◆ What this task involves:
Return each line of the records holding the string "berendezés".

[Material start]

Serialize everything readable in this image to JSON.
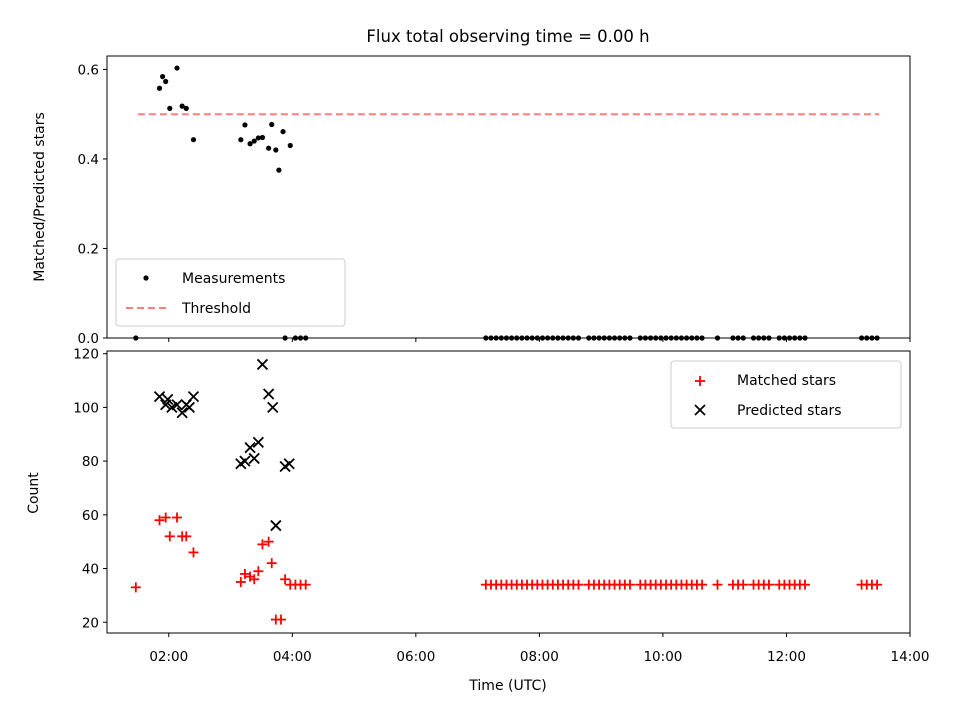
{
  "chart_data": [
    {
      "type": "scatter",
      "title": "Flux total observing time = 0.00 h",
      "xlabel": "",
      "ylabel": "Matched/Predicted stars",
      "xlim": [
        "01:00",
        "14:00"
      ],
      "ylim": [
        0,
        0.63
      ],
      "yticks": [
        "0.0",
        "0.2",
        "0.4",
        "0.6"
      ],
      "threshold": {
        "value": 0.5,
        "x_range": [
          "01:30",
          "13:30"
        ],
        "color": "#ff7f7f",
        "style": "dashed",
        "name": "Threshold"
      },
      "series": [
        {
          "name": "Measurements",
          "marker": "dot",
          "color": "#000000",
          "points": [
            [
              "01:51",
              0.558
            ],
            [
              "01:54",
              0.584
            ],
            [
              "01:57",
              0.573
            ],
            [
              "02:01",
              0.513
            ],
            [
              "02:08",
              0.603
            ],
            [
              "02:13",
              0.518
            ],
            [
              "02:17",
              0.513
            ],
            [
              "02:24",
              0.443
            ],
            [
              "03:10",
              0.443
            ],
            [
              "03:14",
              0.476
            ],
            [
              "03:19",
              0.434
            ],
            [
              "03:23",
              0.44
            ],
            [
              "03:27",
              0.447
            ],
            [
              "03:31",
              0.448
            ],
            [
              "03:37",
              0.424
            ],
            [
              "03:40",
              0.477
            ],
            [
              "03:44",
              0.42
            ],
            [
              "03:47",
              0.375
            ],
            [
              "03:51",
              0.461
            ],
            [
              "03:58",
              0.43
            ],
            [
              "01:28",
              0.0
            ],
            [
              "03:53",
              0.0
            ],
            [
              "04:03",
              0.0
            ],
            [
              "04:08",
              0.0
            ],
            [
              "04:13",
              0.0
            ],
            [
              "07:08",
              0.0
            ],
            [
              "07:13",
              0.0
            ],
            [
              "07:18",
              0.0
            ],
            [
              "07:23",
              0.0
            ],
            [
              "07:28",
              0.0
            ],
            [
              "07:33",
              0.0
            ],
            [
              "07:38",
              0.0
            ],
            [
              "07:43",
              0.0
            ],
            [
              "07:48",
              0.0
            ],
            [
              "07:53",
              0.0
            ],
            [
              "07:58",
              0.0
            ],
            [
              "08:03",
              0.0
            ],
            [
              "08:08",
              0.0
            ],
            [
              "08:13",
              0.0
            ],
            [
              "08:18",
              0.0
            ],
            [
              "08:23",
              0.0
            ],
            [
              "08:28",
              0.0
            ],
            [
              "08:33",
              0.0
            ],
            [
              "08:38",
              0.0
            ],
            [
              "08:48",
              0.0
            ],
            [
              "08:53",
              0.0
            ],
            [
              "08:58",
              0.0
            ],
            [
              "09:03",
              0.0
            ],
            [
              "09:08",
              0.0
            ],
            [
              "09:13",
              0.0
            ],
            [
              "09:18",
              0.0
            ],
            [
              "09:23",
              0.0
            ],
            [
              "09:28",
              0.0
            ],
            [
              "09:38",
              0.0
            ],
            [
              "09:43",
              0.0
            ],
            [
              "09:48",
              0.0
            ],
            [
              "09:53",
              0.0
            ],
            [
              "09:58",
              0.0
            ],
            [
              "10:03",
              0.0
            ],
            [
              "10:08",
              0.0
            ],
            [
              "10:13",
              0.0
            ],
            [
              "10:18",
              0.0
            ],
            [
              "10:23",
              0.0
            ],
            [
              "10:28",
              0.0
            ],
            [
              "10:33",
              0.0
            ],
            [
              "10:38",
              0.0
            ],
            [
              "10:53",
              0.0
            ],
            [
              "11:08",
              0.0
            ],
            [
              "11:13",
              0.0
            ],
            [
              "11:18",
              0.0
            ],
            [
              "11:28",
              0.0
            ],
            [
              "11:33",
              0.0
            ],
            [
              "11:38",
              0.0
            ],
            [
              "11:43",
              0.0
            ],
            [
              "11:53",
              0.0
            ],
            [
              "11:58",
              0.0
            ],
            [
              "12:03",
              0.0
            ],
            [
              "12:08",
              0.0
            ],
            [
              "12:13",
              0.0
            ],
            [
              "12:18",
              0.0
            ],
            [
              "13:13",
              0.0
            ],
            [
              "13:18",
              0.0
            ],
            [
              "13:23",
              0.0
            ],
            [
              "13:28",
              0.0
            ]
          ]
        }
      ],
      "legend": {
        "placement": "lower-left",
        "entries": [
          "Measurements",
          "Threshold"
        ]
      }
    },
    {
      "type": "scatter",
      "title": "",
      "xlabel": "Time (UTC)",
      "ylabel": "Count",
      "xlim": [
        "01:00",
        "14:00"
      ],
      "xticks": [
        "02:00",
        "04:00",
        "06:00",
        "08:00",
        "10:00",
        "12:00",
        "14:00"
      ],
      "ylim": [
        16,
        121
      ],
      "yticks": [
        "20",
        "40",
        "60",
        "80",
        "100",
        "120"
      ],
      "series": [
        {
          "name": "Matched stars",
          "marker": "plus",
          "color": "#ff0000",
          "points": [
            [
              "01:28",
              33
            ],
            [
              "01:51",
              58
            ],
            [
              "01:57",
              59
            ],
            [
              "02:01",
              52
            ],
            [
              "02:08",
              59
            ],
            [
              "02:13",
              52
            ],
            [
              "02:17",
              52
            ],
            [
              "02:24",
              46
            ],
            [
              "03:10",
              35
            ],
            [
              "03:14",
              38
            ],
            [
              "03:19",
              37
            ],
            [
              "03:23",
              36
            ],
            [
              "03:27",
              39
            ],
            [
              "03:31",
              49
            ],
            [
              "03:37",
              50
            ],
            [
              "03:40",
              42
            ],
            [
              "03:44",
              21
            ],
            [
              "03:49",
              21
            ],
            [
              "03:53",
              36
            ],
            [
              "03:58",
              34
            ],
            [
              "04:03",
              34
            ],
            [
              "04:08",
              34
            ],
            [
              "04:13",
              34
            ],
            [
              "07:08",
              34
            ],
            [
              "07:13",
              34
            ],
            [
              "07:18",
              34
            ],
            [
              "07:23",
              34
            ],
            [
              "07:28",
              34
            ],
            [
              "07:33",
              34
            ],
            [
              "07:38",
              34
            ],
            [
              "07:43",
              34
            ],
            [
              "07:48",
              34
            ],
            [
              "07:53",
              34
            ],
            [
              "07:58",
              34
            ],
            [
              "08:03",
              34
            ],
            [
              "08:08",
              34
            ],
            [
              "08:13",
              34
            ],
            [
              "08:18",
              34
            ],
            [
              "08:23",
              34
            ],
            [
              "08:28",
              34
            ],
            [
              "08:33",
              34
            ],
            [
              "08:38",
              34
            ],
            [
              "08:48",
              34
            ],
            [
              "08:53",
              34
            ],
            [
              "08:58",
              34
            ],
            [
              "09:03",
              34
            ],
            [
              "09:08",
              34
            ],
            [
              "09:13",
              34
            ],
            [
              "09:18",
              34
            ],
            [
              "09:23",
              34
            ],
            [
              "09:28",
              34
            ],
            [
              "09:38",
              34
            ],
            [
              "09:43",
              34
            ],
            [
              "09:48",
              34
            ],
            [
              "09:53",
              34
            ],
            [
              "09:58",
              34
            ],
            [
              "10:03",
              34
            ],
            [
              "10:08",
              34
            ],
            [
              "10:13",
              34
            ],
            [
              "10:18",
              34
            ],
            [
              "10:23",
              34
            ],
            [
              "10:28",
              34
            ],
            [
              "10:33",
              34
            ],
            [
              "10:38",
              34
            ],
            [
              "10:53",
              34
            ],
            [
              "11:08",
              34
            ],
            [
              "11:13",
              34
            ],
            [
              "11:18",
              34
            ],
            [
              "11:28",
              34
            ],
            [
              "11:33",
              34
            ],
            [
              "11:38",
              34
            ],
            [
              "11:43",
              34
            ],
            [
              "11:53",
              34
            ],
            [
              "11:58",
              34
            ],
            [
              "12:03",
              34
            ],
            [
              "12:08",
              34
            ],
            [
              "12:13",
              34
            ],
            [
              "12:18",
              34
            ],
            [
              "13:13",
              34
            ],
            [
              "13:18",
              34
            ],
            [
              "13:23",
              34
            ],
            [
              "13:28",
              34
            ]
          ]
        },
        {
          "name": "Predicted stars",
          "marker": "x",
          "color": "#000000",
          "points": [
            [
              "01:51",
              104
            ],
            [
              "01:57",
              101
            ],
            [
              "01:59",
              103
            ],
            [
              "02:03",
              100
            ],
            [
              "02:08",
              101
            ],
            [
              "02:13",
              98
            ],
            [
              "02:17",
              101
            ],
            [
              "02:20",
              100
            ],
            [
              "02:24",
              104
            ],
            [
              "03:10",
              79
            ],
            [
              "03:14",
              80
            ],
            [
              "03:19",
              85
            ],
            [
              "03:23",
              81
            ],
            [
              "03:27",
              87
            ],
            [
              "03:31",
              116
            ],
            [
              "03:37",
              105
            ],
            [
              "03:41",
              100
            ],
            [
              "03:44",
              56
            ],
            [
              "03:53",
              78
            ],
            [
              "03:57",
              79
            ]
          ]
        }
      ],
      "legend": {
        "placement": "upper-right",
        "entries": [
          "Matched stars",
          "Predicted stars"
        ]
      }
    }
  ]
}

[Material end]
[Material start]

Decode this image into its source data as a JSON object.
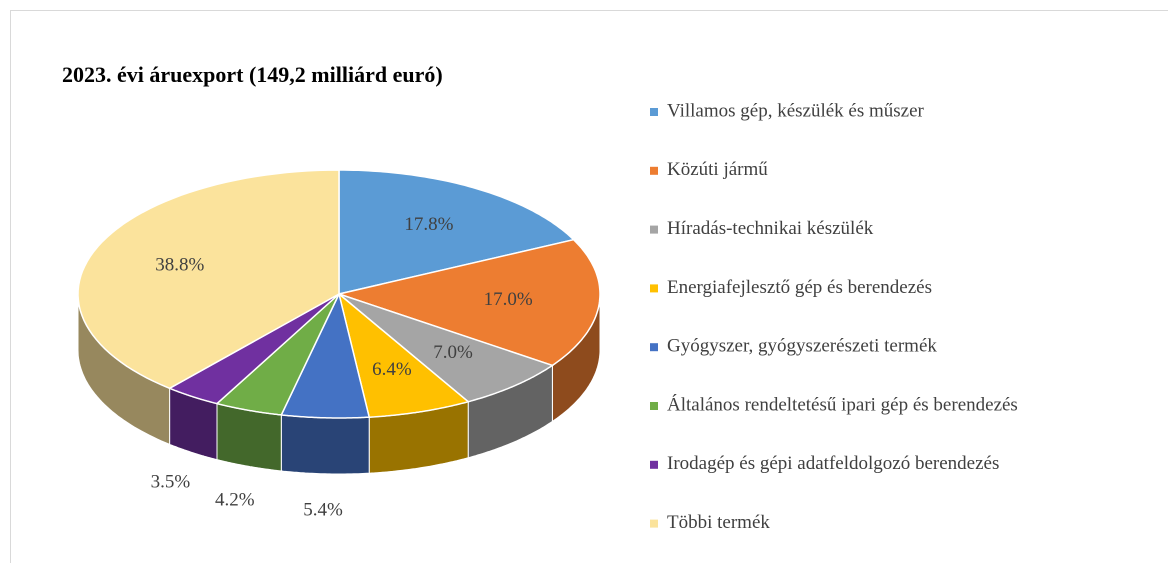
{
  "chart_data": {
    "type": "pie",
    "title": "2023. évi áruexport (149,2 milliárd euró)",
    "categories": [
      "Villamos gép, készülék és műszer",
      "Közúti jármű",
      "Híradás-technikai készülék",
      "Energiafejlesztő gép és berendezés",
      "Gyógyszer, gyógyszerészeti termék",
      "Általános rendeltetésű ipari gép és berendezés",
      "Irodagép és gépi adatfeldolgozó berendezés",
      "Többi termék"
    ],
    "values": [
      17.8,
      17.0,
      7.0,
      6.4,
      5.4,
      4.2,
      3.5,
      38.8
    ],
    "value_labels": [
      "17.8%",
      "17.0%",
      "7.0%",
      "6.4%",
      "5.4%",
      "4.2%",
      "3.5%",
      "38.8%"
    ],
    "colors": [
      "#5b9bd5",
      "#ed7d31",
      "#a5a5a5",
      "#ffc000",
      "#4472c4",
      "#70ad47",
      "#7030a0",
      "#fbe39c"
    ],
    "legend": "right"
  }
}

[Material end]
[Material start]

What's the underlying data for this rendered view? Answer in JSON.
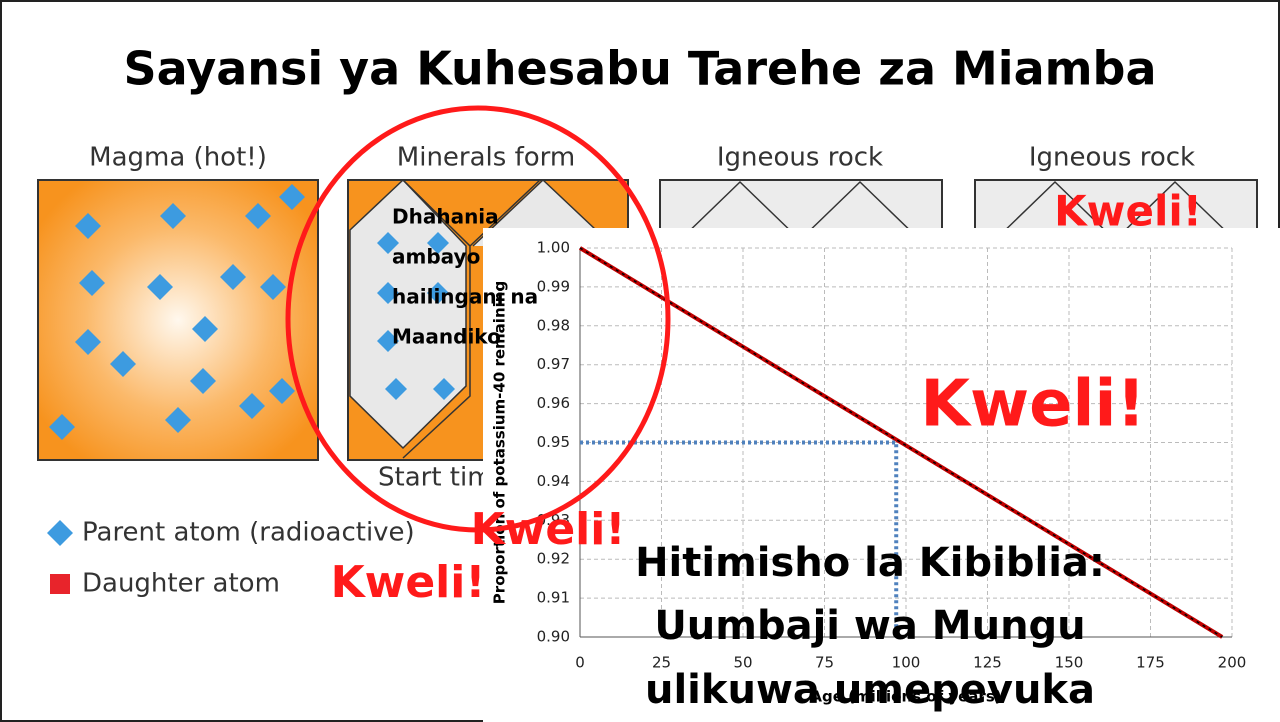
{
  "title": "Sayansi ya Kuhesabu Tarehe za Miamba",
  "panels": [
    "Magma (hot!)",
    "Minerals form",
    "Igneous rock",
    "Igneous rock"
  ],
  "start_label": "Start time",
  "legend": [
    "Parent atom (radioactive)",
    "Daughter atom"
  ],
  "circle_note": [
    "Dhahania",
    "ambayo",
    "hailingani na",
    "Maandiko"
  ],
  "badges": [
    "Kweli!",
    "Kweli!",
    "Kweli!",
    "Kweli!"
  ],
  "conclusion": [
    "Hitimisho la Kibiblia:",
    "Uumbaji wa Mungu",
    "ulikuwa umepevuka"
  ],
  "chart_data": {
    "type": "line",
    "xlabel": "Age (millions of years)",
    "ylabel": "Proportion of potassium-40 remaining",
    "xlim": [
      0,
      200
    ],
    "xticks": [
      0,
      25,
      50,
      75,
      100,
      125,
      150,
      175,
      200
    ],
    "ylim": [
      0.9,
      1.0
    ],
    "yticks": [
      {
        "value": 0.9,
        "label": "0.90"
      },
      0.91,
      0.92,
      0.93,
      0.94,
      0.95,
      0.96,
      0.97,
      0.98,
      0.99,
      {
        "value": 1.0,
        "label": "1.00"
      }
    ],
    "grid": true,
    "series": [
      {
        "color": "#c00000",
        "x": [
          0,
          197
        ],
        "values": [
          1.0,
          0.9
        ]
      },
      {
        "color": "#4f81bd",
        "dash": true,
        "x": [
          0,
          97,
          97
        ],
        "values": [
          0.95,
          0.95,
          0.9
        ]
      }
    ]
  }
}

[Material end]

◆ Exercise solution:
      "Energiafejlesztő gép és berendezés",
      "Általános rendeltetésű ipari gép és berendezés",
      "Irodagép és gépi adatfeldolgozó berendezés",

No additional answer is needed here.